Task statement → Select from the data all lines with the word "무주군장학재단에".

Excerpted data →
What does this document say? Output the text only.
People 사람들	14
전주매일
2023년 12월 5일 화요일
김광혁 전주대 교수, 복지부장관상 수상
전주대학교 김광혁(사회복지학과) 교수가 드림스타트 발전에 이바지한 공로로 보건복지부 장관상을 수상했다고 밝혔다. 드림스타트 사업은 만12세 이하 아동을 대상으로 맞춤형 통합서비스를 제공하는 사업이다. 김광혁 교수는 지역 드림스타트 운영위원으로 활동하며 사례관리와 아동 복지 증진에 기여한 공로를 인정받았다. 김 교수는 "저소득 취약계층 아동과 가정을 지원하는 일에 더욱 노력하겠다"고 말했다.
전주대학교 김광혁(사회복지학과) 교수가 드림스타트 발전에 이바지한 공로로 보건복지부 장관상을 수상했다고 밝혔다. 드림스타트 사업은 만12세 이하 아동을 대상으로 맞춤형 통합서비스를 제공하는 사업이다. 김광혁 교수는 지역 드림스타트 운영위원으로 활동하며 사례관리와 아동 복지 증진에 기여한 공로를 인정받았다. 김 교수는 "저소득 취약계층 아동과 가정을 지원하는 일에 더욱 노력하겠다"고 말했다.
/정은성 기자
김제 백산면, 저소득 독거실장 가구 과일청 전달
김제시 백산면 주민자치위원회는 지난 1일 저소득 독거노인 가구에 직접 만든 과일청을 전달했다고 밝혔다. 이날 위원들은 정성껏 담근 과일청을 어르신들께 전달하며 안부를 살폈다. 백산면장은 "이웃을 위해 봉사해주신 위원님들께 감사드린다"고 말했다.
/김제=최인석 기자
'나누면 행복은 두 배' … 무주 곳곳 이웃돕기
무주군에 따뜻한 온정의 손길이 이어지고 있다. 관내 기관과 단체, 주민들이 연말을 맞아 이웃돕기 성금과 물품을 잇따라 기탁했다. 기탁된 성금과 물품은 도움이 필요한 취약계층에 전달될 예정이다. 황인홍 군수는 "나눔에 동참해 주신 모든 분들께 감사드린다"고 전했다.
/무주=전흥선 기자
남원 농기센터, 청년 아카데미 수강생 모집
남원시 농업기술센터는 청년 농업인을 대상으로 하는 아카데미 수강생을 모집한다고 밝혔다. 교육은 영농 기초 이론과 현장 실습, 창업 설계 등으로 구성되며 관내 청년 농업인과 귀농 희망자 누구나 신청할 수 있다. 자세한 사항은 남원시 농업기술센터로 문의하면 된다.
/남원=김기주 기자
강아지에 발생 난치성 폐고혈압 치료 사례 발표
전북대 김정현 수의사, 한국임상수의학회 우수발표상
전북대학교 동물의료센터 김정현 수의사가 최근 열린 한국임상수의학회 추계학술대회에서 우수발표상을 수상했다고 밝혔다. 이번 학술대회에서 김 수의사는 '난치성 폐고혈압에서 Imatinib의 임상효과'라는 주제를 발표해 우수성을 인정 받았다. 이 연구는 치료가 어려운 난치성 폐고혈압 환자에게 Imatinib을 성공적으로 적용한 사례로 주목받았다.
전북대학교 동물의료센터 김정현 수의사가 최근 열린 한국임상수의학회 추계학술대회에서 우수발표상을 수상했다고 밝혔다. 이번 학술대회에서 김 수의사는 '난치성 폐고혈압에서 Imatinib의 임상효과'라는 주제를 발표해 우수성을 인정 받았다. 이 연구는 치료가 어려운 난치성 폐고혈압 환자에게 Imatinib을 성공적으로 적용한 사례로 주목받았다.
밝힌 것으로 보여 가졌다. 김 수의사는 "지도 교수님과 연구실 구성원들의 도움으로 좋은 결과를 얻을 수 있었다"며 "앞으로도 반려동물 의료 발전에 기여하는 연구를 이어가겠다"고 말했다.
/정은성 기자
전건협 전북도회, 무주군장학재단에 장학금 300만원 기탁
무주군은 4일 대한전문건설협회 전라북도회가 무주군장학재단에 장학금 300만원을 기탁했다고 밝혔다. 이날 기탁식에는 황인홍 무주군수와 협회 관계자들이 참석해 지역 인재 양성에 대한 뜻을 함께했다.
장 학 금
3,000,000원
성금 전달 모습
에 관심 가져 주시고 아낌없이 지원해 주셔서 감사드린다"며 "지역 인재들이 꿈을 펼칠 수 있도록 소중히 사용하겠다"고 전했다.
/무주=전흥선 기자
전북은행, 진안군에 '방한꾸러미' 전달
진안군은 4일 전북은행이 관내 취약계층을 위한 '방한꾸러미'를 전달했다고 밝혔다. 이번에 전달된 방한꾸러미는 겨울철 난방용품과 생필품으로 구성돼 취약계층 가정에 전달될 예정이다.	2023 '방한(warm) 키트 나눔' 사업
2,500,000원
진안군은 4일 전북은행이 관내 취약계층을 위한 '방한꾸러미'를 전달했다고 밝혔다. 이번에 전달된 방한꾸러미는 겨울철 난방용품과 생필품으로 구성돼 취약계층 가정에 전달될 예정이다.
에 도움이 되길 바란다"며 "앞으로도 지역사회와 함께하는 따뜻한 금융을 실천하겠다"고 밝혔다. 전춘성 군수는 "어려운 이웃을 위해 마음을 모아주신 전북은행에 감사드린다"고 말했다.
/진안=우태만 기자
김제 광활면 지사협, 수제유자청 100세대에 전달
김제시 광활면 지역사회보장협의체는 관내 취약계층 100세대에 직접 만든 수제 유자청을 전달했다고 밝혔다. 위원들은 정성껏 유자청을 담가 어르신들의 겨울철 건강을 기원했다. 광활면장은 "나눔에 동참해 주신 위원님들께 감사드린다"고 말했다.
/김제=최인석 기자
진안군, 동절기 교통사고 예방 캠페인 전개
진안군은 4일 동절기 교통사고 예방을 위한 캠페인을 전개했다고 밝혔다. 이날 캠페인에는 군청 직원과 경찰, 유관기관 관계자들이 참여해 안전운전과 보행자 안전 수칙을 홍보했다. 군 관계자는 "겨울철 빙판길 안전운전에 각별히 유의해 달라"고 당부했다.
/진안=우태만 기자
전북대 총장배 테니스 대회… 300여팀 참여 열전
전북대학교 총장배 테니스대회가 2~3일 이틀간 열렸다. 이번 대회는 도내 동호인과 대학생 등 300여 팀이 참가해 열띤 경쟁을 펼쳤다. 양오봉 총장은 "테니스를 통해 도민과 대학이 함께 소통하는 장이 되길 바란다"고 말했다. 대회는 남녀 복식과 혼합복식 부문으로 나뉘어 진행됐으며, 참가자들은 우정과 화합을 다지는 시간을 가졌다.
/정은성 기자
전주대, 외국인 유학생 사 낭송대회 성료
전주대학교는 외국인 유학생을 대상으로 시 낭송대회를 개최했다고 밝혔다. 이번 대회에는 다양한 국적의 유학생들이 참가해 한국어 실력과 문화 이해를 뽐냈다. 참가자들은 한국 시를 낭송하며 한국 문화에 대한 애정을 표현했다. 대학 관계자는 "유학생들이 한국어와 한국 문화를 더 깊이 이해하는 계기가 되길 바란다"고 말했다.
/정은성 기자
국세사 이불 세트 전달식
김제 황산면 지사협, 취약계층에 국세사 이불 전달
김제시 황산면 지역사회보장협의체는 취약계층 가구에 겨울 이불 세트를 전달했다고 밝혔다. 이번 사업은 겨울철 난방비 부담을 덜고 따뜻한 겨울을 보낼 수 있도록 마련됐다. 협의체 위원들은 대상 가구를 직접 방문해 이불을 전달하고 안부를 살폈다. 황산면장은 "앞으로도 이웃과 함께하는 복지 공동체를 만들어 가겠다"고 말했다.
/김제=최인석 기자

Final result →
전건협 전북도회, 무주군장학재단에 장학금 300만원 기탁
무주군은 4일 대한전문건설협회 전라북도회가 무주군장학재단에 장학금 300만원을 기탁했다고 밝혔다. 이날 기탁식에는 황인홍 무주군수와 협회 관계자들이 참석해 지역 인재 양성에 대한 뜻을 함께했다.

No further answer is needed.